Task objective:
Answer with a single number: how many lines in the listing below include "приложений"?

Data for this task:

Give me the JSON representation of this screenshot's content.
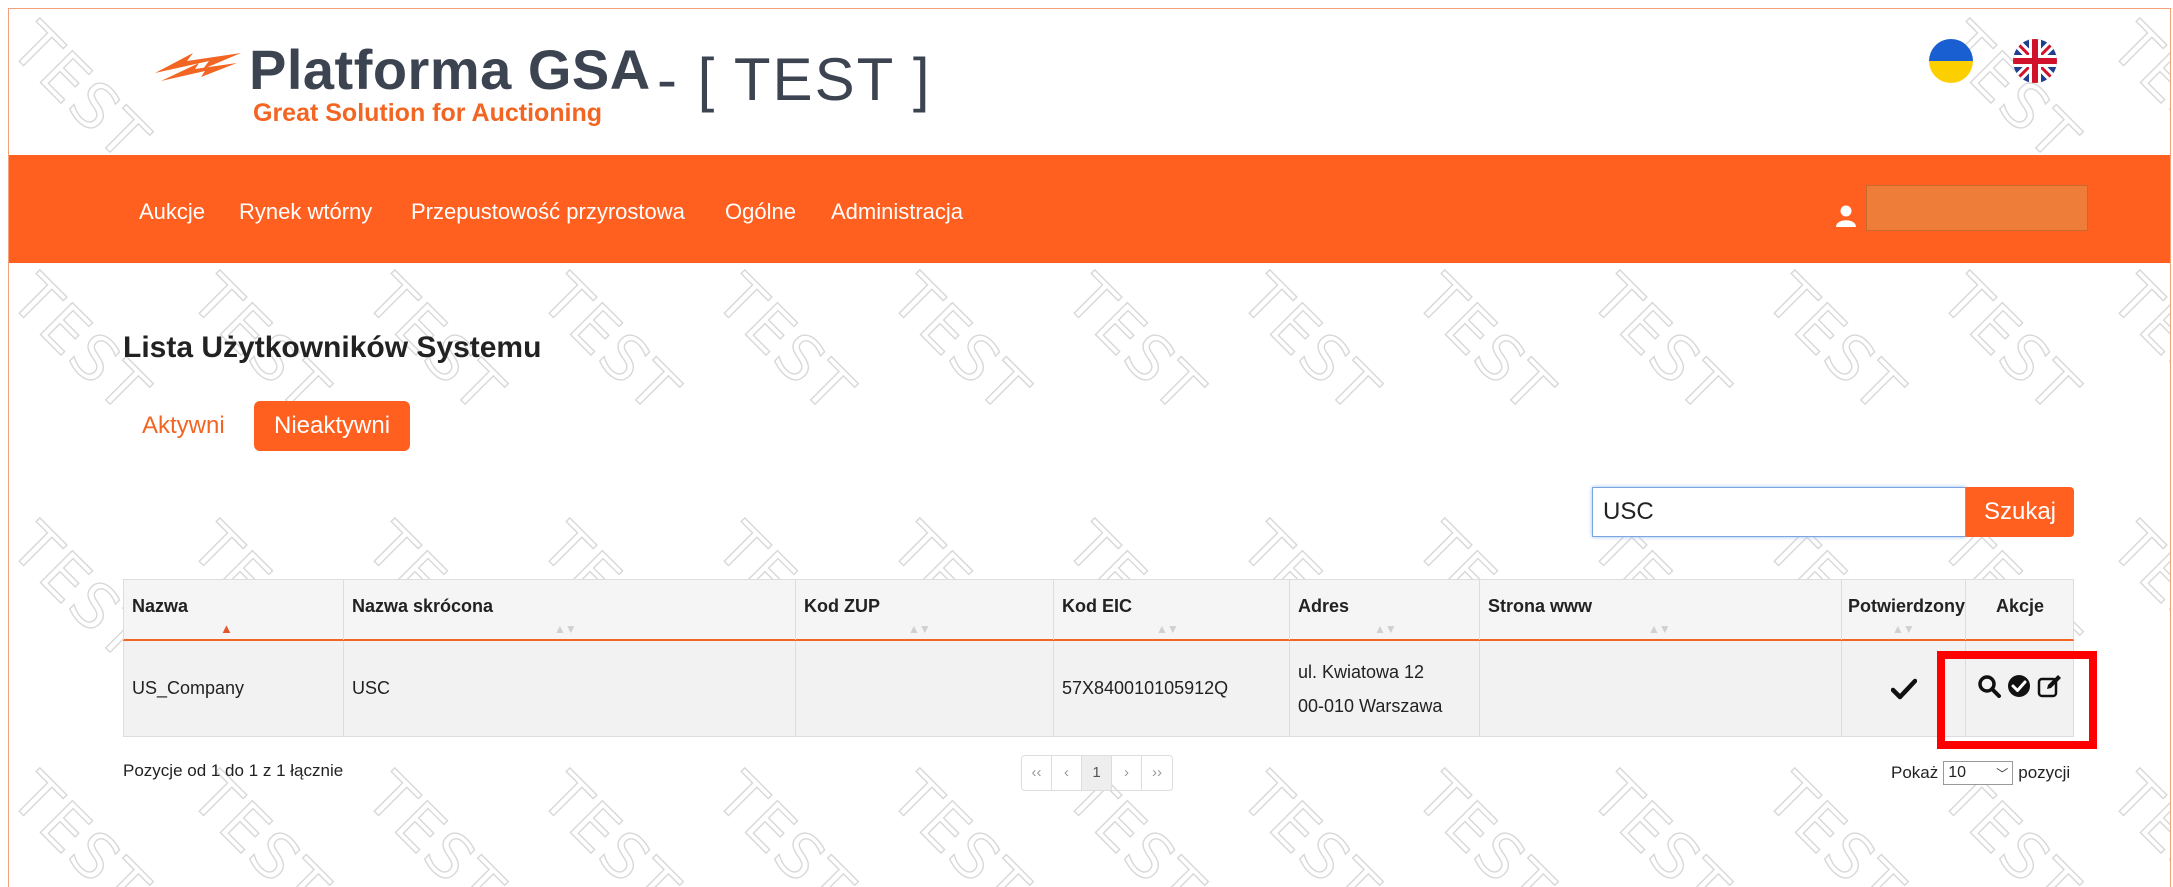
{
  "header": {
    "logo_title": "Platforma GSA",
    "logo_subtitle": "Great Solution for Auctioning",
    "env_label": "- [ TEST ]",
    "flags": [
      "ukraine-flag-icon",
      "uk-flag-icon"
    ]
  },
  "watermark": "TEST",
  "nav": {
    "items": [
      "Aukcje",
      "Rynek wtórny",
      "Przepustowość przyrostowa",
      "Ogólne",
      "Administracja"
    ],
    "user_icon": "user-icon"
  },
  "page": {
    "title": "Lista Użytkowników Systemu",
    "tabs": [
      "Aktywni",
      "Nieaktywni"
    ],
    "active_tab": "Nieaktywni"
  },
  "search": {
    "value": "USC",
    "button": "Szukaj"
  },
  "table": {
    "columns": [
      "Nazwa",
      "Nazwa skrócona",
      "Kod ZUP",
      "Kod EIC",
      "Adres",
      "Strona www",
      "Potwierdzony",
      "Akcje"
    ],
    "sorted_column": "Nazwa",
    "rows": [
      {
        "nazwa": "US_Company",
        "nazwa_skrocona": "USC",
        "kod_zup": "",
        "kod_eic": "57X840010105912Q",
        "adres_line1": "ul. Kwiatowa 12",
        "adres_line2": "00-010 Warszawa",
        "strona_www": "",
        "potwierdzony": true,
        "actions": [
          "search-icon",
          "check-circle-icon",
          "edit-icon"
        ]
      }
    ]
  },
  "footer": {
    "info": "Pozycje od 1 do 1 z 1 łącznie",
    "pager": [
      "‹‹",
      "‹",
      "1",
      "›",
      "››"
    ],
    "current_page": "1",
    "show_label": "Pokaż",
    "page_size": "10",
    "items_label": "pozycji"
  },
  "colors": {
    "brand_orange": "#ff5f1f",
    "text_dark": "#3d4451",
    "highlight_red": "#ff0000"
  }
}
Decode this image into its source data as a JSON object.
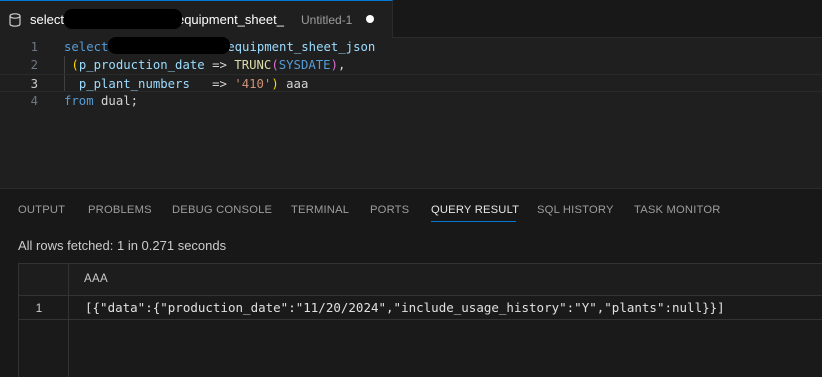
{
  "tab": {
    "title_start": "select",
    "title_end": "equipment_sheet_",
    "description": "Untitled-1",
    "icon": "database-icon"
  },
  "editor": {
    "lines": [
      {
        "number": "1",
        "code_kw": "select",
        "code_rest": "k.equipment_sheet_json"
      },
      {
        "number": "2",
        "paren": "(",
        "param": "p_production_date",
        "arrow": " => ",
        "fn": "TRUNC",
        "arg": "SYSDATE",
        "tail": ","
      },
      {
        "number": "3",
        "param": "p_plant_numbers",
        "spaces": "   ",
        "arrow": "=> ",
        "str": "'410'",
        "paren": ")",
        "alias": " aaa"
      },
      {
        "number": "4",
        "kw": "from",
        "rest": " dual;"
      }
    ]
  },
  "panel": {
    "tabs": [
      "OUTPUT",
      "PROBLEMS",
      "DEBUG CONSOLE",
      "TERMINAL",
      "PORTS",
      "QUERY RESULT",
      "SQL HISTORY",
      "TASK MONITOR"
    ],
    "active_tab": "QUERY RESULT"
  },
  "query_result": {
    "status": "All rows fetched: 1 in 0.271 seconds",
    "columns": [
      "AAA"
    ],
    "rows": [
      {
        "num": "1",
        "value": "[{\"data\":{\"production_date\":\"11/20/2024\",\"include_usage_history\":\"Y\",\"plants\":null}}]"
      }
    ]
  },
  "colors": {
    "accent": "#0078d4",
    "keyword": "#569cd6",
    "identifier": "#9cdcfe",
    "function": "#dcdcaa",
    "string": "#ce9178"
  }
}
==
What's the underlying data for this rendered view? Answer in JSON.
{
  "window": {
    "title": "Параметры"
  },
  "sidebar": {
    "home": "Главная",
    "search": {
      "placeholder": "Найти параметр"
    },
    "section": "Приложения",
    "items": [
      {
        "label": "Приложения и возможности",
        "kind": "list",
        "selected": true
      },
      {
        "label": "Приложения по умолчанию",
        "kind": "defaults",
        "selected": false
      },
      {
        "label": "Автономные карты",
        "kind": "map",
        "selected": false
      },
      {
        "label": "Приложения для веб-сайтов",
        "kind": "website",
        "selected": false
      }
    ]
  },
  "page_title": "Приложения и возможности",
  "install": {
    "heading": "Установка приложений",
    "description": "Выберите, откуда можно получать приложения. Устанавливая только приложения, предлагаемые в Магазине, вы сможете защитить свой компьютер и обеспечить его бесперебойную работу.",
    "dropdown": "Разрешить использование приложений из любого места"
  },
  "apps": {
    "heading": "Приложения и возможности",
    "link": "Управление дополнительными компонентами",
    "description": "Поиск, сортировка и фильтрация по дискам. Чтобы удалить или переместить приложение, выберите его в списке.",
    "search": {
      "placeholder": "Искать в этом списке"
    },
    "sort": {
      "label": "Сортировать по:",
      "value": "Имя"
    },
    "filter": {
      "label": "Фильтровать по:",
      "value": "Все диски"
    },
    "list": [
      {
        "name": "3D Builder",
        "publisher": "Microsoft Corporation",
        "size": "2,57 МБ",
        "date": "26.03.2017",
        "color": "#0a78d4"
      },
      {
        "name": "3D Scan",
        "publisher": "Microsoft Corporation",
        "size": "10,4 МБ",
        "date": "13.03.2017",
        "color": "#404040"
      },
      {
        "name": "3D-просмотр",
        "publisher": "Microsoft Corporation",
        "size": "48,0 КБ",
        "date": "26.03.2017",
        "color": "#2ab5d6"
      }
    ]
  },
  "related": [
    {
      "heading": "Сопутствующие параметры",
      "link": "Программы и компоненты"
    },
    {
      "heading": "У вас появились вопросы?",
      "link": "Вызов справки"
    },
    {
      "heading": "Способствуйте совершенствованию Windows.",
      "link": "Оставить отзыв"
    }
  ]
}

Answer:
2